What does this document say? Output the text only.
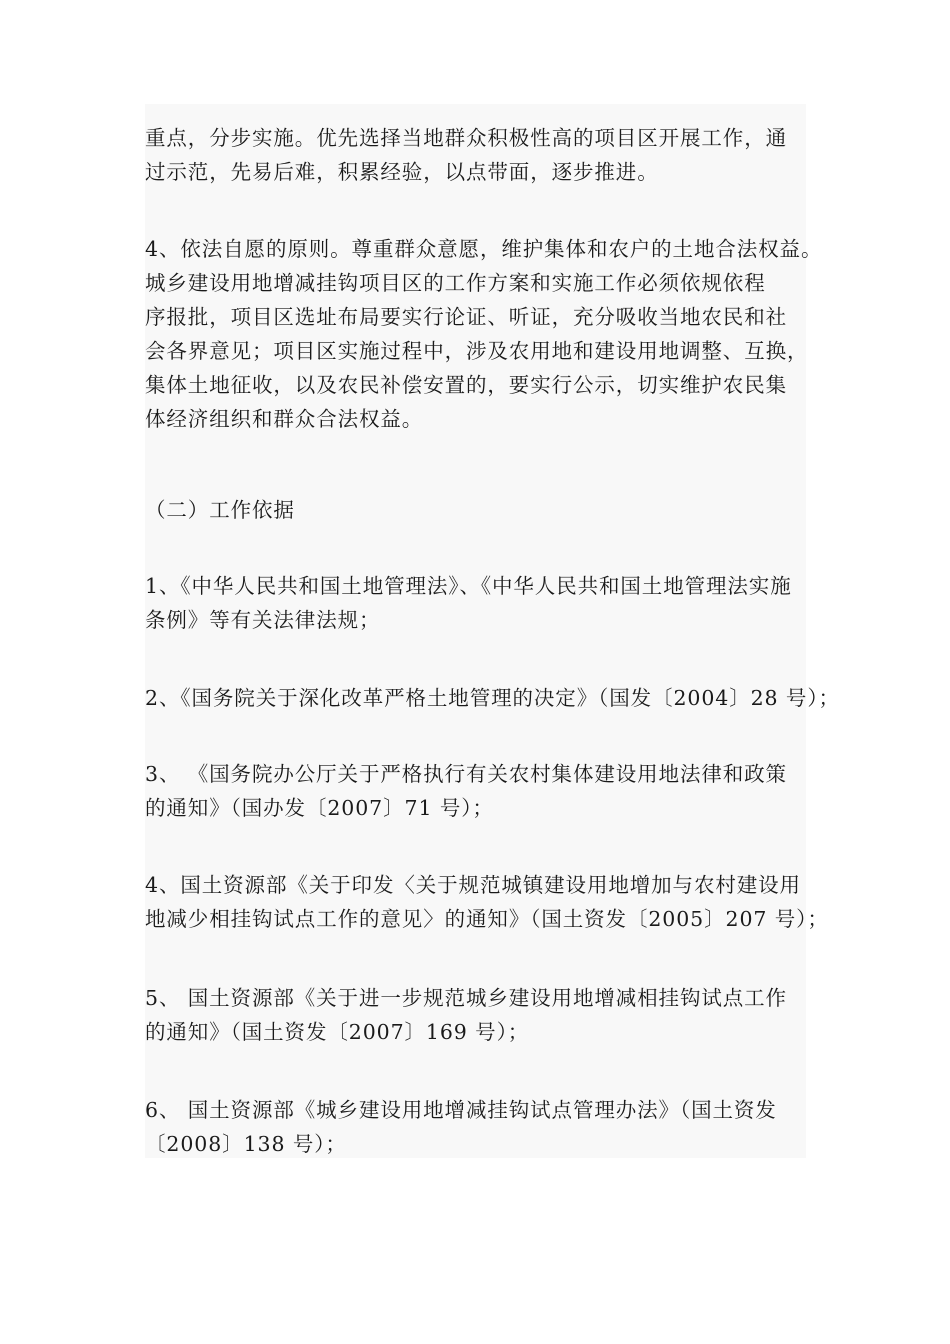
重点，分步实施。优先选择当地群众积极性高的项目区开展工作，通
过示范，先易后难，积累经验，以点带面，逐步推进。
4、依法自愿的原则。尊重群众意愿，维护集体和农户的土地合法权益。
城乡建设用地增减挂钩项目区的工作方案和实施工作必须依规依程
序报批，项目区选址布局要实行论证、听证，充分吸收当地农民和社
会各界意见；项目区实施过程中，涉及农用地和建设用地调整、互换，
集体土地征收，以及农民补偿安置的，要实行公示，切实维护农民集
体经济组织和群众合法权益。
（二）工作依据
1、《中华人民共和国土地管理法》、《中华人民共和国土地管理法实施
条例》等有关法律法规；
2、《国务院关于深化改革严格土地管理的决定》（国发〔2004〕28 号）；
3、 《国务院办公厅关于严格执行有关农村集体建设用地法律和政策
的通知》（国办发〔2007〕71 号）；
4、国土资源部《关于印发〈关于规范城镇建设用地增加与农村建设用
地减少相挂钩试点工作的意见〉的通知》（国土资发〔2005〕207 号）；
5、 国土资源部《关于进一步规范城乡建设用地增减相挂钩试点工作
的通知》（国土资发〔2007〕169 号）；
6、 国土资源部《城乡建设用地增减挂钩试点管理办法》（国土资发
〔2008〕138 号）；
--
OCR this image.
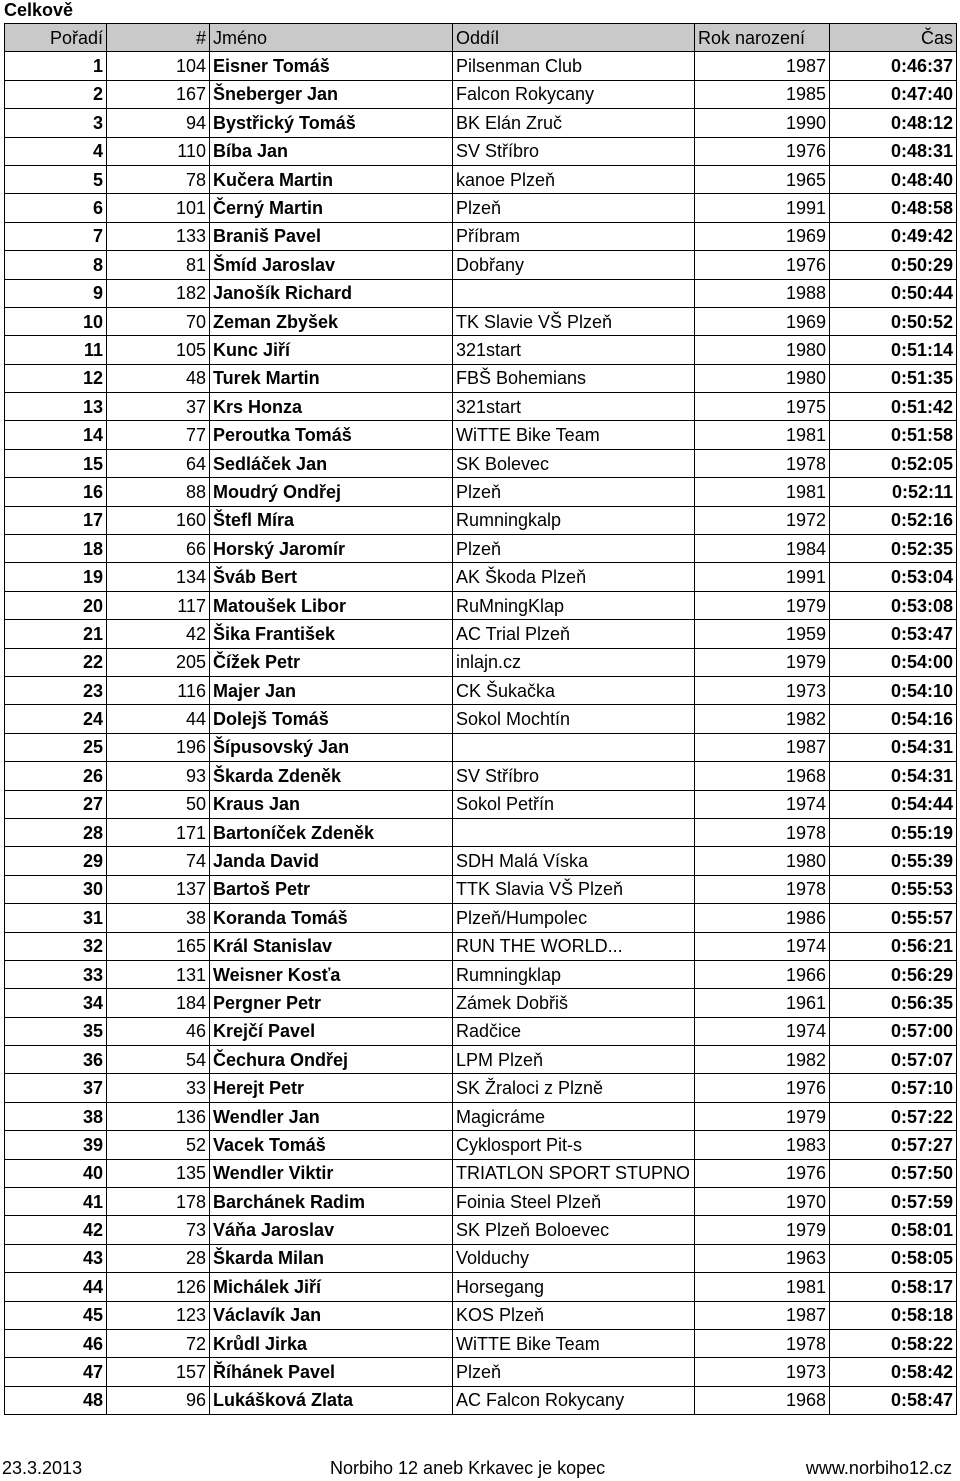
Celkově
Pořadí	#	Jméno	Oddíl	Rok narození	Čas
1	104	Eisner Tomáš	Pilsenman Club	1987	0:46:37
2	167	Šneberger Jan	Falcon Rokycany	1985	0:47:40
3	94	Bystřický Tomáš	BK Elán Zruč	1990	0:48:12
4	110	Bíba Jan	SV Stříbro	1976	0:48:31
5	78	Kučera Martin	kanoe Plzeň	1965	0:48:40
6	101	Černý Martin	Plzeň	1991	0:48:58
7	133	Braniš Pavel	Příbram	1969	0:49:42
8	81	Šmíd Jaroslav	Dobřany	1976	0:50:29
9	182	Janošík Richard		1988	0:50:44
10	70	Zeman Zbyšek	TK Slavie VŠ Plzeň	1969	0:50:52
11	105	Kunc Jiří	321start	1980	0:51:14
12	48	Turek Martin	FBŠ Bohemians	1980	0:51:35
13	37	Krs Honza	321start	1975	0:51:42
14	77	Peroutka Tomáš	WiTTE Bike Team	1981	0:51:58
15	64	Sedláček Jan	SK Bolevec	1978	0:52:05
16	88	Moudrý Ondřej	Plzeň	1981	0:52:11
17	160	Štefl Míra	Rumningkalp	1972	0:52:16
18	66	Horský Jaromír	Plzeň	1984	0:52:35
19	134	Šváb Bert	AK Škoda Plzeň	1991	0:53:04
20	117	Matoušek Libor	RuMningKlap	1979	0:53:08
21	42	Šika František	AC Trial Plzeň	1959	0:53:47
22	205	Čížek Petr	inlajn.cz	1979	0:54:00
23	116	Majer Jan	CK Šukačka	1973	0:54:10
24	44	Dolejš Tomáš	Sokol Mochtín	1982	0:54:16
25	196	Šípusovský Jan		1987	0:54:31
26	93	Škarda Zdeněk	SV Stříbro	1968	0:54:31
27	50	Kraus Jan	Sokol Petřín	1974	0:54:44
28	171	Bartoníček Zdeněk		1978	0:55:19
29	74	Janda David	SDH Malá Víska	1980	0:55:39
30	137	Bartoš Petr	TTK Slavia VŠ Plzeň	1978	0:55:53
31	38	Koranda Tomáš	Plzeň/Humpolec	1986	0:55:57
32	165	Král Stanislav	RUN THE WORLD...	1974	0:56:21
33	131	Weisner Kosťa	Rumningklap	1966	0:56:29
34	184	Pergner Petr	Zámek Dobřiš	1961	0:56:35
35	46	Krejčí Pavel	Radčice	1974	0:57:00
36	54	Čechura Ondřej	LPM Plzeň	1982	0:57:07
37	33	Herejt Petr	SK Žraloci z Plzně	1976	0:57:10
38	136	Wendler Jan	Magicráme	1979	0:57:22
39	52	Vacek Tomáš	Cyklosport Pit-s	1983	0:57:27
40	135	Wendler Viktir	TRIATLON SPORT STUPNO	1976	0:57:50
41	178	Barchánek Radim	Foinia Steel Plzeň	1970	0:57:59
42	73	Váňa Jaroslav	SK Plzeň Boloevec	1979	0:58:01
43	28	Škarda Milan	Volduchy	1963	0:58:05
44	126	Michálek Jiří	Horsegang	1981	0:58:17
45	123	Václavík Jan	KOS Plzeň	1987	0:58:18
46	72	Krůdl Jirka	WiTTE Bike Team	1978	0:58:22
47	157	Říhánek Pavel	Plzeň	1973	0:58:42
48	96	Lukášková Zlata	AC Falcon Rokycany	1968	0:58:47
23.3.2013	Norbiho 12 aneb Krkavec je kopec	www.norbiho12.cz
==
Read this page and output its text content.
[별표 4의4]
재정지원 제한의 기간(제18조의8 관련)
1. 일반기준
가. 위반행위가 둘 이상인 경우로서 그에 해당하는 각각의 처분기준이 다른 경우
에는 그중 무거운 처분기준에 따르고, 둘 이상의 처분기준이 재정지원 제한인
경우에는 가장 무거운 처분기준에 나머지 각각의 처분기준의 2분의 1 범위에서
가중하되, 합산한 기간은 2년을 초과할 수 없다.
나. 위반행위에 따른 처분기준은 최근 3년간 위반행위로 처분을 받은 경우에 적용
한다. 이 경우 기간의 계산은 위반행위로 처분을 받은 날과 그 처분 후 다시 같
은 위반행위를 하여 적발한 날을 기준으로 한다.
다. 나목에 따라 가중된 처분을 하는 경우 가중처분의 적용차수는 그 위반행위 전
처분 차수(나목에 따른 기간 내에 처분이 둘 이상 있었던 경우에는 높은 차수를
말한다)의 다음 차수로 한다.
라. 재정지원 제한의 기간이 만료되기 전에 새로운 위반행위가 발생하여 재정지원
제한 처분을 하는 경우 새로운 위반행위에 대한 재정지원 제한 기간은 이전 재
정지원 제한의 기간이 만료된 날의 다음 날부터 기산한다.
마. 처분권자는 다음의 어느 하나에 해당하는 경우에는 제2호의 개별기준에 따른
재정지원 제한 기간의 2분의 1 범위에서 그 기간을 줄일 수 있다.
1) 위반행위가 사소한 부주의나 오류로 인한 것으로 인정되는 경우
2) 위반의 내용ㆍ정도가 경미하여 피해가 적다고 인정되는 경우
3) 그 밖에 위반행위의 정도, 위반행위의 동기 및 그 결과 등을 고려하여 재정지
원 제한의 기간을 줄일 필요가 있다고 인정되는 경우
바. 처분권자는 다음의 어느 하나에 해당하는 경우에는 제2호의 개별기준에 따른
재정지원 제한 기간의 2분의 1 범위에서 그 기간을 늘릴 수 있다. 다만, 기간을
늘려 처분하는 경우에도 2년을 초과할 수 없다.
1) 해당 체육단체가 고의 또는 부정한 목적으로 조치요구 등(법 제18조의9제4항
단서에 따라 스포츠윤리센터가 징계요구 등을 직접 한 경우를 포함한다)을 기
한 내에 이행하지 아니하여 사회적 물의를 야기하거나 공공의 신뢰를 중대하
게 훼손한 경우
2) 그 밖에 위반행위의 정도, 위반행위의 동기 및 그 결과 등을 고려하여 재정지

Written instruction:
Find the word "Rokycany" in the material, then list each line that holds it.

Exercise solution:
2	167	Šneberger Jan	Falcon Rokycany	1985	0:47:40
48	96	Lukášková Zlata	AC Falcon Rokycany	1968	0:58:47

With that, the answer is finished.